╔══

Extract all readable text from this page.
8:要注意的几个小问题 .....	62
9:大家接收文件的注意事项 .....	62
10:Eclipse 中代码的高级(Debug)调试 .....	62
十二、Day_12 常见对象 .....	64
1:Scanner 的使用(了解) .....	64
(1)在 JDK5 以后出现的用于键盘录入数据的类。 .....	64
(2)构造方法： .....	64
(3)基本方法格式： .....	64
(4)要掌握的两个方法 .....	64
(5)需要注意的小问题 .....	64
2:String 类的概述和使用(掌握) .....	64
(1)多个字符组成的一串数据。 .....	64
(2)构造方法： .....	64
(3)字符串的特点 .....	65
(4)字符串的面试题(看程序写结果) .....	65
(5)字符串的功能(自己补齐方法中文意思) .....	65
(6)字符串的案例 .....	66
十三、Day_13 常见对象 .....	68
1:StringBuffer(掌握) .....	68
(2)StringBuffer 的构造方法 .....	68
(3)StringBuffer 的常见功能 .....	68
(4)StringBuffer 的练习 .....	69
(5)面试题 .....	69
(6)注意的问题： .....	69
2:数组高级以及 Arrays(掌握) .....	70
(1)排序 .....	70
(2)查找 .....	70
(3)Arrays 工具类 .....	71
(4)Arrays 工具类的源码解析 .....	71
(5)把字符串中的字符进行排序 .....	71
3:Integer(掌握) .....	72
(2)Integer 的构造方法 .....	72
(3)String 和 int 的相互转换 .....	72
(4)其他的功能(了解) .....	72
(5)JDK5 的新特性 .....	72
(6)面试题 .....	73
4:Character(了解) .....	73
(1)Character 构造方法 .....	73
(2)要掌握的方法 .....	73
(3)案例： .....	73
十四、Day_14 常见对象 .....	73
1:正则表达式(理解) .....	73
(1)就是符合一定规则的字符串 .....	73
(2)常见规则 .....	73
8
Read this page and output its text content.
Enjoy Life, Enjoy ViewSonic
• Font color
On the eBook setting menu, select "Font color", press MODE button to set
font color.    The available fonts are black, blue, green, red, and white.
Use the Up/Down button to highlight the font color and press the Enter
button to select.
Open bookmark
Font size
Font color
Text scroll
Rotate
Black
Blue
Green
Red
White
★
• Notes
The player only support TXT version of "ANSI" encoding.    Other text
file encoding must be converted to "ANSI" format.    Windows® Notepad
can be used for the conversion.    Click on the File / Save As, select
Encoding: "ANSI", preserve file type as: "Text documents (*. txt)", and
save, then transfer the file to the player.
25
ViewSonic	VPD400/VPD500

╚══

Write every line of the material above again, exactly.

» **Response below**:
Extract all readable text from this page.
8:要注意的几个小问题 .....	62
9:大家接收文件的注意事项 .....	62
10:Eclipse 中代码的高级(Debug)调试 .....	62
十二、Day_12 常见对象 .....	64
1:Scanner 的使用(了解) .....	64
(1)在 JDK5 以后出现的用于键盘录入数据的类。 .....	64
(2)构造方法： .....	64
(3)基本方法格式： .....	64
(4)要掌握的两个方法 .....	64
(5)需要注意的小问题 .....	64
2:String 类的概述和使用(掌握) .....	64
(1)多个字符组成的一串数据。 .....	64
(2)构造方法： .....	64
(3)字符串的特点 .....	65
(4)字符串的面试题(看程序写结果) .....	65
(5)字符串的功能(自己补齐方法中文意思) .....	65
(6)字符串的案例 .....	66
十三、Day_13 常见对象 .....	68
1:StringBuffer(掌握) .....	68
(2)StringBuffer 的构造方法 .....	68
(3)StringBuffer 的常见功能 .....	68
(4)StringBuffer 的练习 .....	69
(5)面试题 .....	69
(6)注意的问题： .....	69
2:数组高级以及 Arrays(掌握) .....	70
(1)排序 .....	70
(2)查找 .....	70
(3)Arrays 工具类 .....	71
(4)Arrays 工具类的源码解析 .....	71
(5)把字符串中的字符进行排序 .....	71
3:Integer(掌握) .....	72
(2)Integer 的构造方法 .....	72
(3)String 和 int 的相互转换 .....	72
(4)其他的功能(了解) .....	72
(5)JDK5 的新特性 .....	72
(6)面试题 .....	73
4:Character(了解) .....	73
(1)Character 构造方法 .....	73
(2)要掌握的方法 .....	73
(3)案例： .....	73
十四、Day_14 常见对象 .....	73
1:正则表达式(理解) .....	73
(1)就是符合一定规则的字符串 .....	73
(2)常见规则 .....	73
8
Read this page and output its text content.
Enjoy Life, Enjoy ViewSonic
• Font color
On the eBook setting menu, select "Font color", press MODE button to set
font color.    The available fonts are black, blue, green, red, and white.
Use the Up/Down button to highlight the font color and press the Enter
button to select.
Open bookmark
Font size
Font color
Text scroll
Rotate
Black
Blue
Green
Red
White
★
• Notes
The player only support TXT version of "ANSI" encoding.    Other text
file encoding must be converted to "ANSI" format.    Windows® Notepad
can be used for the conversion.    Click on the File / Save As, select
Encoding: "ANSI", preserve file type as: "Text documents (*. txt)", and
save, then transfer the file to the player.
25
ViewSonic	VPD400/VPD500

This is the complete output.